▸ **WHAT TO WORK ON**
Copy the lines that follow, keeping every character the same.

▸ **RECORDS SUPPLIED**
* * * * * * * * *
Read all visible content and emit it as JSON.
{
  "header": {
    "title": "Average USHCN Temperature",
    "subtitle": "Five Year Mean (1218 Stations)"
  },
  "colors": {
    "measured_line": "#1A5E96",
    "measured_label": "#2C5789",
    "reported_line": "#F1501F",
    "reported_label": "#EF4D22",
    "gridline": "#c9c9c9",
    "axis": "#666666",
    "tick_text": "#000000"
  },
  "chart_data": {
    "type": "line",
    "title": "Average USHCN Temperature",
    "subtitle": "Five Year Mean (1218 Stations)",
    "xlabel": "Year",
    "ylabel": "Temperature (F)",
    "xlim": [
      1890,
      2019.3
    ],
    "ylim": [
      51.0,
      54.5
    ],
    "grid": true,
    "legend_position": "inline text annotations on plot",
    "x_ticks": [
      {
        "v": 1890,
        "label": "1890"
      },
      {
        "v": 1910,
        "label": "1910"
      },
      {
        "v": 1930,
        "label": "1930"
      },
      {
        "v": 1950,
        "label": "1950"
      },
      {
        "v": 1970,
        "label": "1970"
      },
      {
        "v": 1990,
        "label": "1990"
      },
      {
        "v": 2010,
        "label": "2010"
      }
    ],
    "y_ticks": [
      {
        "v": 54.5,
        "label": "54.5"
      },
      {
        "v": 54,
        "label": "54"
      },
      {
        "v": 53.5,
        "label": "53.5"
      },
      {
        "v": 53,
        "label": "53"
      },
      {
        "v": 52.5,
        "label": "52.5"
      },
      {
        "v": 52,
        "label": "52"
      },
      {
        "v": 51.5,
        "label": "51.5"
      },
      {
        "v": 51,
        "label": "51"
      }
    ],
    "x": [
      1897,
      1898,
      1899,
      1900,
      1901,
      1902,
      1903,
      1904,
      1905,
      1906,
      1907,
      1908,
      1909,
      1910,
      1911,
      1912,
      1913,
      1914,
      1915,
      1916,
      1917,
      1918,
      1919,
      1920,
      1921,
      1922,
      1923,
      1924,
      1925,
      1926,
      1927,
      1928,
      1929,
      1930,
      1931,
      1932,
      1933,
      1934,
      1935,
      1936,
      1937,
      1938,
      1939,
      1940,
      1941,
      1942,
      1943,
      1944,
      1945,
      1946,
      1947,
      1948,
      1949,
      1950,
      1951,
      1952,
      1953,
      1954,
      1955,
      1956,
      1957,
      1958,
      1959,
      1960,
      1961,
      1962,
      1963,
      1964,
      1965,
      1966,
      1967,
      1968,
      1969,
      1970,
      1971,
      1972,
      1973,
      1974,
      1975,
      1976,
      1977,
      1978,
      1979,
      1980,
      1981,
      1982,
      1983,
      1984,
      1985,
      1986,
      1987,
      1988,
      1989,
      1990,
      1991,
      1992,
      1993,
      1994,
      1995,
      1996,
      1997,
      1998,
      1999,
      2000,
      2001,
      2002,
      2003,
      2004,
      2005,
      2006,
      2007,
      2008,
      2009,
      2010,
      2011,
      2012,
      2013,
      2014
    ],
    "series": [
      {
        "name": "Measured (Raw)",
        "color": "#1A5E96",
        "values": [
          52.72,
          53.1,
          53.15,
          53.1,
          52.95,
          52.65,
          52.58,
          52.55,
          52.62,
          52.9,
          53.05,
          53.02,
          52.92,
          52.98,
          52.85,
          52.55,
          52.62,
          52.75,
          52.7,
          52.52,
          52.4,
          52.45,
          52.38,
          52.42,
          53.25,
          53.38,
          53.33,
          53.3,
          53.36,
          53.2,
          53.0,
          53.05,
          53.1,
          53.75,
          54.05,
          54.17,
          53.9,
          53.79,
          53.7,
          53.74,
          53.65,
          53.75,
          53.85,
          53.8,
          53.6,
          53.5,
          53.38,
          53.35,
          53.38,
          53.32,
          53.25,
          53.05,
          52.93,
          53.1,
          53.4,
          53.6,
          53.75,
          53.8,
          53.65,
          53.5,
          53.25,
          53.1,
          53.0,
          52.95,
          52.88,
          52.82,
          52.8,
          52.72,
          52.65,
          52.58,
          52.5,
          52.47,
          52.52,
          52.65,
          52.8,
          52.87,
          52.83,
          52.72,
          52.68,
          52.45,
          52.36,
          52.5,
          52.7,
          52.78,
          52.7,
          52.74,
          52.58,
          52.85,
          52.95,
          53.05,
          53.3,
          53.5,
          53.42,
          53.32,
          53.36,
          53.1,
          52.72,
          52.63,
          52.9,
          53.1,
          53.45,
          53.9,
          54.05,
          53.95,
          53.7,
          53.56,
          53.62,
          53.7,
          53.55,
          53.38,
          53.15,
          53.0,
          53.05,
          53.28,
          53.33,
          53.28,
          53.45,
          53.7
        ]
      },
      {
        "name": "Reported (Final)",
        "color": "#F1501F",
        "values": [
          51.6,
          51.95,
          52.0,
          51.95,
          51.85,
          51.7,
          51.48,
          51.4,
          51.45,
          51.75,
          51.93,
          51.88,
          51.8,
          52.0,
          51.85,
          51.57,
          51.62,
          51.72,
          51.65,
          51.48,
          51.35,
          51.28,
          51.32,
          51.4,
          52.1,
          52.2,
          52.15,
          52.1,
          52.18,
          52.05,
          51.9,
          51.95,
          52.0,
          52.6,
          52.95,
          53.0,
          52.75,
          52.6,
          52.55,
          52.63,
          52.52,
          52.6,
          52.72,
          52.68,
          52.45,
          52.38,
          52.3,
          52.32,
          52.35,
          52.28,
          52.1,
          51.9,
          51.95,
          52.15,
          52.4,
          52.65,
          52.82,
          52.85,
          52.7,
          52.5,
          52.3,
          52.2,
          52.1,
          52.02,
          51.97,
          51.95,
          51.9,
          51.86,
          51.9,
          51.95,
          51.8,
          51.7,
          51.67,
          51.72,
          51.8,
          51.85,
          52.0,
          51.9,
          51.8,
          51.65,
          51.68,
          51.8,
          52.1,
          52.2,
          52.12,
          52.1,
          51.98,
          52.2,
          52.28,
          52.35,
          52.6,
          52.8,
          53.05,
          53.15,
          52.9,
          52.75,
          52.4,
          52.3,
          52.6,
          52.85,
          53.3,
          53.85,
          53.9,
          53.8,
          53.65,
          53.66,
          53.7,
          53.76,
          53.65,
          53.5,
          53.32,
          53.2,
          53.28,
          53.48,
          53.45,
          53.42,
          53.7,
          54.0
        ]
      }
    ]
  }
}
* * * * * * * * *
▸ **FINISHED EXERCISE**
Read all visible content and emit it as JSON.
{
  "header": {
    "title": "Average USHCN Temperature",
    "subtitle": "Five Year Mean (1218 Stations)"
  },
  "colors": {
    "measured_line": "#1A5E96",
    "measured_label": "#2C5789",
    "reported_line": "#F1501F",
    "reported_label": "#EF4D22",
    "gridline": "#c9c9c9",
    "axis": "#666666",
    "tick_text": "#000000"
  },
  "chart_data": {
    "type": "line",
    "title": "Average USHCN Temperature",
    "subtitle": "Five Year Mean (1218 Stations)",
    "xlabel": "Year",
    "ylabel": "Temperature (F)",
    "xlim": [
      1890,
      2019.3
    ],
    "ylim": [
      51.0,
      54.5
    ],
    "grid": true,
    "legend_position": "inline text annotations on plot",
    "x_ticks": [
      {
        "v": 1890,
        "label": "1890"
      },
      {
        "v": 1910,
        "label": "1910"
      },
      {
        "v": 1930,
        "label": "1930"
      },
      {
        "v": 1950,
        "label": "1950"
      },
      {
        "v": 1970,
        "label": "1970"
      },
      {
        "v": 1990,
        "label": "1990"
      },
      {
        "v": 2010,
        "label": "2010"
      }
    ],
    "y_ticks": [
      {
        "v": 54.5,
        "label": "54.5"
      },
      {
        "v": 54,
        "label": "54"
      },
      {
        "v": 53.5,
        "label": "53.5"
      },
      {
        "v": 53,
        "label": "53"
      },
      {
        "v": 52.5,
        "label": "52.5"
      },
      {
        "v": 52,
        "label": "52"
      },
      {
        "v": 51.5,
        "label": "51.5"
      },
      {
        "v": 51,
        "label": "51"
      }
    ],
    "x": [
      1897,
      1898,
      1899,
      1900,
      1901,
      1902,
      1903,
      1904,
      1905,
      1906,
      1907,
      1908,
      1909,
      1910,
      1911,
      1912,
      1913,
      1914,
      1915,
      1916,
      1917,
      1918,
      1919,
      1920,
      1921,
      1922,
      1923,
      1924,
      1925,
      1926,
      1927,
      1928,
      1929,
      1930,
      1931,
      1932,
      1933,
      1934,
      1935,
      1936,
      1937,
      1938,
      1939,
      1940,
      1941,
      1942,
      1943,
      1944,
      1945,
      1946,
      1947,
      1948,
      1949,
      1950,
      1951,
      1952,
      1953,
      1954,
      1955,
      1956,
      1957,
      1958,
      1959,
      1960,
      1961,
      1962,
      1963,
      1964,
      1965,
      1966,
      1967,
      1968,
      1969,
      1970,
      1971,
      1972,
      1973,
      1974,
      1975,
      1976,
      1977,
      1978,
      1979,
      1980,
      1981,
      1982,
      1983,
      1984,
      1985,
      1986,
      1987,
      1988,
      1989,
      1990,
      1991,
      1992,
      1993,
      1994,
      1995,
      1996,
      1997,
      1998,
      1999,
      2000,
      2001,
      2002,
      2003,
      2004,
      2005,
      2006,
      2007,
      2008,
      2009,
      2010,
      2011,
      2012,
      2013,
      2014
    ],
    "series": [
      {
        "name": "Measured (Raw)",
        "color": "#1A5E96",
        "values": [
          52.72,
          53.1,
          53.15,
          53.1,
          52.95,
          52.65,
          52.58,
          52.55,
          52.62,
          52.9,
          53.05,
          53.02,
          52.92,
          52.98,
          52.85,
          52.55,
          52.62,
          52.75,
          52.7,
          52.52,
          52.4,
          52.45,
          52.38,
          52.42,
          53.25,
          53.38,
          53.33,
          53.3,
          53.36,
          53.2,
          53.0,
          53.05,
          53.1,
          53.75,
          54.05,
          54.17,
          53.9,
          53.79,
          53.7,
          53.74,
          53.65,
          53.75,
          53.85,
          53.8,
          53.6,
          53.5,
          53.38,
          53.35,
          53.38,
          53.32,
          53.25,
          53.05,
          52.93,
          53.1,
          53.4,
          53.6,
          53.75,
          53.8,
          53.65,
          53.5,
          53.25,
          53.1,
          53.0,
          52.95,
          52.88,
          52.82,
          52.8,
          52.72,
          52.65,
          52.58,
          52.5,
          52.47,
          52.52,
          52.65,
          52.8,
          52.87,
          52.83,
          52.72,
          52.68,
          52.45,
          52.36,
          52.5,
          52.7,
          52.78,
          52.7,
          52.74,
          52.58,
          52.85,
          52.95,
          53.05,
          53.3,
          53.5,
          53.42,
          53.32,
          53.36,
          53.1,
          52.72,
          52.63,
          52.9,
          53.1,
          53.45,
          53.9,
          54.05,
          53.95,
          53.7,
          53.56,
          53.62,
          53.7,
          53.55,
          53.38,
          53.15,
          53.0,
          53.05,
          53.28,
          53.33,
          53.28,
          53.45,
          53.7
        ]
      },
      {
        "name": "Reported (Final)",
        "color": "#F1501F",
        "values": [
          51.6,
          51.95,
          52.0,
          51.95,
          51.85,
          51.7,
          51.48,
          51.4,
          51.45,
          51.75,
          51.93,
          51.88,
          51.8,
          52.0,
          51.85,
          51.57,
          51.62,
          51.72,
          51.65,
          51.48,
          51.35,
          51.28,
          51.32,
          51.4,
          52.1,
          52.2,
          52.15,
          52.1,
          52.18,
          52.05,
          51.9,
          51.95,
          52.0,
          52.6,
          52.95,
          53.0,
          52.75,
          52.6,
          52.55,
          52.63,
          52.52,
          52.6,
          52.72,
          52.68,
          52.45,
          52.38,
          52.3,
          52.32,
          52.35,
          52.28,
          52.1,
          51.9,
          51.95,
          52.15,
          52.4,
          52.65,
          52.82,
          52.85,
          52.7,
          52.5,
          52.3,
          52.2,
          52.1,
          52.02,
          51.97,
          51.95,
          51.9,
          51.86,
          51.9,
          51.95,
          51.8,
          51.7,
          51.67,
          51.72,
          51.8,
          51.85,
          52.0,
          51.9,
          51.8,
          51.65,
          51.68,
          51.8,
          52.1,
          52.2,
          52.12,
          52.1,
          51.98,
          52.2,
          52.28,
          52.35,
          52.6,
          52.8,
          53.05,
          53.15,
          52.9,
          52.75,
          52.4,
          52.3,
          52.6,
          52.85,
          53.3,
          53.85,
          53.9,
          53.8,
          53.65,
          53.66,
          53.7,
          53.76,
          53.65,
          53.5,
          53.32,
          53.2,
          53.28,
          53.48,
          53.45,
          53.42,
          53.7,
          54.0
        ]
      }
    ]
  }
}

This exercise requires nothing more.